AIM: Here are some records; return them all exactly.

GIVEN DATA:

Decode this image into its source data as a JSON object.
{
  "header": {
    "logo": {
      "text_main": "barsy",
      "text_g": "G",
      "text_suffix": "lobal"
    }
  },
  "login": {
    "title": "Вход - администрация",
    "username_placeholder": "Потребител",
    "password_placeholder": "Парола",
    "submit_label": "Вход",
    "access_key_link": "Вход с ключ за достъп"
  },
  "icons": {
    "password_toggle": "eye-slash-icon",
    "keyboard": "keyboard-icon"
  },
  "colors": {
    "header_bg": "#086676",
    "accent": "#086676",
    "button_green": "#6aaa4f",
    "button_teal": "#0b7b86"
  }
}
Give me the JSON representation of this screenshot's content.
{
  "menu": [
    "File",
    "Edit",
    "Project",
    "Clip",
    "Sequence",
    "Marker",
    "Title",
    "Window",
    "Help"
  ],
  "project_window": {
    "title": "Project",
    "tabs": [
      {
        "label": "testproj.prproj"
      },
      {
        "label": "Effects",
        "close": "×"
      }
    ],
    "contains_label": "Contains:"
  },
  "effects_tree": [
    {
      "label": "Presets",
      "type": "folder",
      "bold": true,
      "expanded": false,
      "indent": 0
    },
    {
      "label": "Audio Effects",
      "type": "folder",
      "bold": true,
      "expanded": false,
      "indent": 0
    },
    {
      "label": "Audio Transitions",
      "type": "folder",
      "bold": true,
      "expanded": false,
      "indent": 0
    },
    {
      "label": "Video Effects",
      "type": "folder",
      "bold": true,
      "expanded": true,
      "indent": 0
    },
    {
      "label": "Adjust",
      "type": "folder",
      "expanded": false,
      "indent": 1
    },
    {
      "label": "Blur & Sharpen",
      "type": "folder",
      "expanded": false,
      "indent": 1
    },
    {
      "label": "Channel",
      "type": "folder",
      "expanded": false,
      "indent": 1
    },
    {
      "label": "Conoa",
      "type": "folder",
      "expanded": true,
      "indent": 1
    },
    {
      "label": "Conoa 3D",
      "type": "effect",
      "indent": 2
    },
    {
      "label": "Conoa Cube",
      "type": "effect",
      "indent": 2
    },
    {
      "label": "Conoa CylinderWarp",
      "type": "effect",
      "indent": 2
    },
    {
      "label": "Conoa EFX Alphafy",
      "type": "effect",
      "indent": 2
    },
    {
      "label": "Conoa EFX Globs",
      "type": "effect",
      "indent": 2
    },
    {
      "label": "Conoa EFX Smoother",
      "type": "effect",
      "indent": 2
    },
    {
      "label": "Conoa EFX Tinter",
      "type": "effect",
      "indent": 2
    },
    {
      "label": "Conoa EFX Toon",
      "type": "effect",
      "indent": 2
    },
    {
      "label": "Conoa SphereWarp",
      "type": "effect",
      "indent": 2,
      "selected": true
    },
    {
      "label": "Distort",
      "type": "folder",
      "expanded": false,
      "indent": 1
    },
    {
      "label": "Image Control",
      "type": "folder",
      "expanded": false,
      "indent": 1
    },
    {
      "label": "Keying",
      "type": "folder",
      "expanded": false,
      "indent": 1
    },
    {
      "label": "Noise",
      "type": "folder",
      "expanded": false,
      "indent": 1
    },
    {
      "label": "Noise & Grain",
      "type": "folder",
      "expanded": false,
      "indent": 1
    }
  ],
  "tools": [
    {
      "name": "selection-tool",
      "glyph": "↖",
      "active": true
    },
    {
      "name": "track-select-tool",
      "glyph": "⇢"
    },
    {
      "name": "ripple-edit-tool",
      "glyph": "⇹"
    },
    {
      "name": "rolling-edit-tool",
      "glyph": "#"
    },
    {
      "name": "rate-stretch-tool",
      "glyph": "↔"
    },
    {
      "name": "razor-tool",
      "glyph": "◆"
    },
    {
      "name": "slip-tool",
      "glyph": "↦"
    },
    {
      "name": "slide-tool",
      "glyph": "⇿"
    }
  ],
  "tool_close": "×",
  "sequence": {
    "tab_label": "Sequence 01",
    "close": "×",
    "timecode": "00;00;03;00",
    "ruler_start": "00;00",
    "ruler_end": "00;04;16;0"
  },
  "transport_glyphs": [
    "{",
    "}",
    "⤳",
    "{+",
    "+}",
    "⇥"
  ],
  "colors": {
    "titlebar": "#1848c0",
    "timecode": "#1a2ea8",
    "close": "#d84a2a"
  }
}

THE RESPONSE:
Decode this image into its source data as a JSON object.
{
  "header": {
    "logo": {
      "text_main": "barsy",
      "text_g": "G",
      "text_suffix": "lobal"
    }
  },
  "login": {
    "title": "Вход - администрация",
    "username_placeholder": "Потребител",
    "password_placeholder": "Парола",
    "submit_label": "Вход",
    "access_key_link": "Вход с ключ за достъп"
  },
  "icons": {
    "password_toggle": "eye-slash-icon",
    "keyboard": "keyboard-icon"
  },
  "colors": {
    "header_bg": "#086676",
    "accent": "#086676",
    "button_green": "#6aaa4f",
    "button_teal": "#0b7b86"
  }
}
Give me the JSON representation of this screenshot's content.
{
  "menu": [
    "File",
    "Edit",
    "Project",
    "Clip",
    "Sequence",
    "Marker",
    "Title",
    "Window",
    "Help"
  ],
  "project_window": {
    "title": "Project",
    "tabs": [
      {
        "label": "testproj.prproj"
      },
      {
        "label": "Effects",
        "close": "×"
      }
    ],
    "contains_label": "Contains:"
  },
  "effects_tree": [
    {
      "label": "Presets",
      "type": "folder",
      "bold": true,
      "expanded": false,
      "indent": 0
    },
    {
      "label": "Audio Effects",
      "type": "folder",
      "bold": true,
      "expanded": false,
      "indent": 0
    },
    {
      "label": "Audio Transitions",
      "type": "folder",
      "bold": true,
      "expanded": false,
      "indent": 0
    },
    {
      "label": "Video Effects",
      "type": "folder",
      "bold": true,
      "expanded": true,
      "indent": 0
    },
    {
      "label": "Adjust",
      "type": "folder",
      "expanded": false,
      "indent": 1
    },
    {
      "label": "Blur & Sharpen",
      "type": "folder",
      "expanded": false,
      "indent": 1
    },
    {
      "label": "Channel",
      "type": "folder",
      "expanded": false,
      "indent": 1
    },
    {
      "label": "Conoa",
      "type": "folder",
      "expanded": true,
      "indent": 1
    },
    {
      "label": "Conoa 3D",
      "type": "effect",
      "indent": 2
    },
    {
      "label": "Conoa Cube",
      "type": "effect",
      "indent": 2
    },
    {
      "label": "Conoa CylinderWarp",
      "type": "effect",
      "indent": 2
    },
    {
      "label": "Conoa EFX Alphafy",
      "type": "effect",
      "indent": 2
    },
    {
      "label": "Conoa EFX Globs",
      "type": "effect",
      "indent": 2
    },
    {
      "label": "Conoa EFX Smoother",
      "type": "effect",
      "indent": 2
    },
    {
      "label": "Conoa EFX Tinter",
      "type": "effect",
      "indent": 2
    },
    {
      "label": "Conoa EFX Toon",
      "type": "effect",
      "indent": 2
    },
    {
      "label": "Conoa SphereWarp",
      "type": "effect",
      "indent": 2,
      "selected": true
    },
    {
      "label": "Distort",
      "type": "folder",
      "expanded": false,
      "indent": 1
    },
    {
      "label": "Image Control",
      "type": "folder",
      "expanded": false,
      "indent": 1
    },
    {
      "label": "Keying",
      "type": "folder",
      "expanded": false,
      "indent": 1
    },
    {
      "label": "Noise",
      "type": "folder",
      "expanded": false,
      "indent": 1
    },
    {
      "label": "Noise & Grain",
      "type": "folder",
      "expanded": false,
      "indent": 1
    }
  ],
  "tools": [
    {
      "name": "selection-tool",
      "glyph": "↖",
      "active": true
    },
    {
      "name": "track-select-tool",
      "glyph": "⇢"
    },
    {
      "name": "ripple-edit-tool",
      "glyph": "⇹"
    },
    {
      "name": "rolling-edit-tool",
      "glyph": "#"
    },
    {
      "name": "rate-stretch-tool",
      "glyph": "↔"
    },
    {
      "name": "razor-tool",
      "glyph": "◆"
    },
    {
      "name": "slip-tool",
      "glyph": "↦"
    },
    {
      "name": "slide-tool",
      "glyph": "⇿"
    }
  ],
  "tool_close": "×",
  "sequence": {
    "tab_label": "Sequence 01",
    "close": "×",
    "timecode": "00;00;03;00",
    "ruler_start": "00;00",
    "ruler_end": "00;04;16;0"
  },
  "transport_glyphs": [
    "{",
    "}",
    "⤳",
    "{+",
    "+}",
    "⇥"
  ],
  "colors": {
    "titlebar": "#1848c0",
    "timecode": "#1a2ea8",
    "close": "#d84a2a"
  }
}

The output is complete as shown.